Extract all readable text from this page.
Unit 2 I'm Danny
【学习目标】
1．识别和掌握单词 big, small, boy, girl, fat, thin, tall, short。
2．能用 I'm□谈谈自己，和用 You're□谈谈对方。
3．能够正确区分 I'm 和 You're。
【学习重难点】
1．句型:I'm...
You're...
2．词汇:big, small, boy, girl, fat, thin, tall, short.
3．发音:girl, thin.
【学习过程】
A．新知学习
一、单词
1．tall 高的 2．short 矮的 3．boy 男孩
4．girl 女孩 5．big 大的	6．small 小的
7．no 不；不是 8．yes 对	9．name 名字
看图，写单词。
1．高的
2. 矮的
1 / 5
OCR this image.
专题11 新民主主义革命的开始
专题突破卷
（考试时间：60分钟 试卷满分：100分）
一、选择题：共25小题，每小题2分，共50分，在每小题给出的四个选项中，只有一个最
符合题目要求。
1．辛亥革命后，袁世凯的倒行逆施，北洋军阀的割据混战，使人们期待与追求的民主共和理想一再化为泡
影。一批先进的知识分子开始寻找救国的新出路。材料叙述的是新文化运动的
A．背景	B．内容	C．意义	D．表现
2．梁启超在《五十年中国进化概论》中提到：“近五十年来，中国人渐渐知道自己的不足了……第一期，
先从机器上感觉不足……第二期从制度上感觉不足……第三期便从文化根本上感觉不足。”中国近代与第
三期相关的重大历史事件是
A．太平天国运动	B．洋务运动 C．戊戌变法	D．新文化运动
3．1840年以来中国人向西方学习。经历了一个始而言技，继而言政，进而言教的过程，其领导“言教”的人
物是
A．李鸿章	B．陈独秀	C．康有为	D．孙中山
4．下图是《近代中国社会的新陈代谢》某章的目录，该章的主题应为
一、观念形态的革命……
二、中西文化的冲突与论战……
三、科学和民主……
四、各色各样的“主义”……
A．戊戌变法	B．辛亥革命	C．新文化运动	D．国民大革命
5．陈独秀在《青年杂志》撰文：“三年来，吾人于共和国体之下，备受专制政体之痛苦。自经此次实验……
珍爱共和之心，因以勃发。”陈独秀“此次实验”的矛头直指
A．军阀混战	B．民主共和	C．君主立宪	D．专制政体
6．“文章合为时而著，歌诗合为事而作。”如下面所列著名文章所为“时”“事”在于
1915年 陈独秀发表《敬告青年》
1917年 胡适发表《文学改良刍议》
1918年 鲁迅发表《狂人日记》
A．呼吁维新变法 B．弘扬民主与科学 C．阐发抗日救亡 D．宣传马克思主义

....

(To be done)
Pick out the lines above containing the word "thin", then copy them.

(Output of the exercise)
1．识别和掌握单词 big, small, boy, girl, fat, thin, tall, short。
2．词汇:big, small, boy, girl, fat, thin, tall, short.
3．发音:girl, thin.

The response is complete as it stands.